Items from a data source
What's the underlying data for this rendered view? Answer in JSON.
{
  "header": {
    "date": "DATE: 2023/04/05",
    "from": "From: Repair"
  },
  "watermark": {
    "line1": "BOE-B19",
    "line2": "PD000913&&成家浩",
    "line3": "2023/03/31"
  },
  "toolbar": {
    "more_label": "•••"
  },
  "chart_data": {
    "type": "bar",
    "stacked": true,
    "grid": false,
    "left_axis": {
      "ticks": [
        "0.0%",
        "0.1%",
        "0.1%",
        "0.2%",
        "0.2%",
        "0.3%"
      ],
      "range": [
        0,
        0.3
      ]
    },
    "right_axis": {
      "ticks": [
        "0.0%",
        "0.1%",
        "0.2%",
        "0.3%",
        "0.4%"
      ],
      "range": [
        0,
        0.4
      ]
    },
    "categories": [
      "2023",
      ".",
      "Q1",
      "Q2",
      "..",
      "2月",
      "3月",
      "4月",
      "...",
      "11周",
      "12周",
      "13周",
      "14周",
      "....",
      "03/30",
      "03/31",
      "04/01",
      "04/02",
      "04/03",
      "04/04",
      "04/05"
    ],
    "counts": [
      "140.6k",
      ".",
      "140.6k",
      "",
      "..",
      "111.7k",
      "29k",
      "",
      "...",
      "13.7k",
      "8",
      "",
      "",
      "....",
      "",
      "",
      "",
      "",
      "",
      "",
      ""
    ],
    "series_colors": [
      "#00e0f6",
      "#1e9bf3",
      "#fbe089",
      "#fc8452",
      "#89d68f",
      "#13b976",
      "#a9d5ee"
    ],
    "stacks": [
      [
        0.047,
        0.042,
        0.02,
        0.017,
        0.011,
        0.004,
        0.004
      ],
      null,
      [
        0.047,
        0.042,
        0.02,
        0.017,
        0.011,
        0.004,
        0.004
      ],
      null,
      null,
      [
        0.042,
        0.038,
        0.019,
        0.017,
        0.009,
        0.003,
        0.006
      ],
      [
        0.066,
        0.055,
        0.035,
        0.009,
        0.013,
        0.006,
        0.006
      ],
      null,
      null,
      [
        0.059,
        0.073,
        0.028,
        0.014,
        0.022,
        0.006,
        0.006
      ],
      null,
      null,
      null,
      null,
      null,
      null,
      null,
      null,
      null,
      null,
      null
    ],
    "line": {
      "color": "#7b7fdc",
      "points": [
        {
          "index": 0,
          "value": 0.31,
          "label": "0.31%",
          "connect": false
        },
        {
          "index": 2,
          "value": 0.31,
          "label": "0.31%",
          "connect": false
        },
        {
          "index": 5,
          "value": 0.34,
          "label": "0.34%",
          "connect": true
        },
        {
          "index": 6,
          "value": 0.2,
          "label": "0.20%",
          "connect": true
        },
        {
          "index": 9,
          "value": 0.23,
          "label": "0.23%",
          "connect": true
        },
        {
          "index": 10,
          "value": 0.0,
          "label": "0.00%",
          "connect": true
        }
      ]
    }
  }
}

Set task:
Exactly reproduce the material above.

Exercise response:
What's the underlying data for this rendered view? Answer in JSON.
{
  "header": {
    "date": "DATE: 2023/04/05",
    "from": "From: Repair"
  },
  "watermark": {
    "line1": "BOE-B19",
    "line2": "PD000913&&成家浩",
    "line3": "2023/03/31"
  },
  "toolbar": {
    "more_label": "•••"
  },
  "chart_data": {
    "type": "bar",
    "stacked": true,
    "grid": false,
    "left_axis": {
      "ticks": [
        "0.0%",
        "0.1%",
        "0.1%",
        "0.2%",
        "0.2%",
        "0.3%"
      ],
      "range": [
        0,
        0.3
      ]
    },
    "right_axis": {
      "ticks": [
        "0.0%",
        "0.1%",
        "0.2%",
        "0.3%",
        "0.4%"
      ],
      "range": [
        0,
        0.4
      ]
    },
    "categories": [
      "2023",
      ".",
      "Q1",
      "Q2",
      "..",
      "2月",
      "3月",
      "4月",
      "...",
      "11周",
      "12周",
      "13周",
      "14周",
      "....",
      "03/30",
      "03/31",
      "04/01",
      "04/02",
      "04/03",
      "04/04",
      "04/05"
    ],
    "counts": [
      "140.6k",
      ".",
      "140.6k",
      "",
      "..",
      "111.7k",
      "29k",
      "",
      "...",
      "13.7k",
      "8",
      "",
      "",
      "....",
      "",
      "",
      "",
      "",
      "",
      "",
      ""
    ],
    "series_colors": [
      "#00e0f6",
      "#1e9bf3",
      "#fbe089",
      "#fc8452",
      "#89d68f",
      "#13b976",
      "#a9d5ee"
    ],
    "stacks": [
      [
        0.047,
        0.042,
        0.02,
        0.017,
        0.011,
        0.004,
        0.004
      ],
      null,
      [
        0.047,
        0.042,
        0.02,
        0.017,
        0.011,
        0.004,
        0.004
      ],
      null,
      null,
      [
        0.042,
        0.038,
        0.019,
        0.017,
        0.009,
        0.003,
        0.006
      ],
      [
        0.066,
        0.055,
        0.035,
        0.009,
        0.013,
        0.006,
        0.006
      ],
      null,
      null,
      [
        0.059,
        0.073,
        0.028,
        0.014,
        0.022,
        0.006,
        0.006
      ],
      null,
      null,
      null,
      null,
      null,
      null,
      null,
      null,
      null,
      null,
      null
    ],
    "line": {
      "color": "#7b7fdc",
      "points": [
        {
          "index": 0,
          "value": 0.31,
          "label": "0.31%",
          "connect": false
        },
        {
          "index": 2,
          "value": 0.31,
          "label": "0.31%",
          "connect": false
        },
        {
          "index": 5,
          "value": 0.34,
          "label": "0.34%",
          "connect": true
        },
        {
          "index": 6,
          "value": 0.2,
          "label": "0.20%",
          "connect": true
        },
        {
          "index": 9,
          "value": 0.23,
          "label": "0.23%",
          "connect": true
        },
        {
          "index": 10,
          "value": 0.0,
          "label": "0.00%",
          "connect": true
        }
      ]
    }
  }
}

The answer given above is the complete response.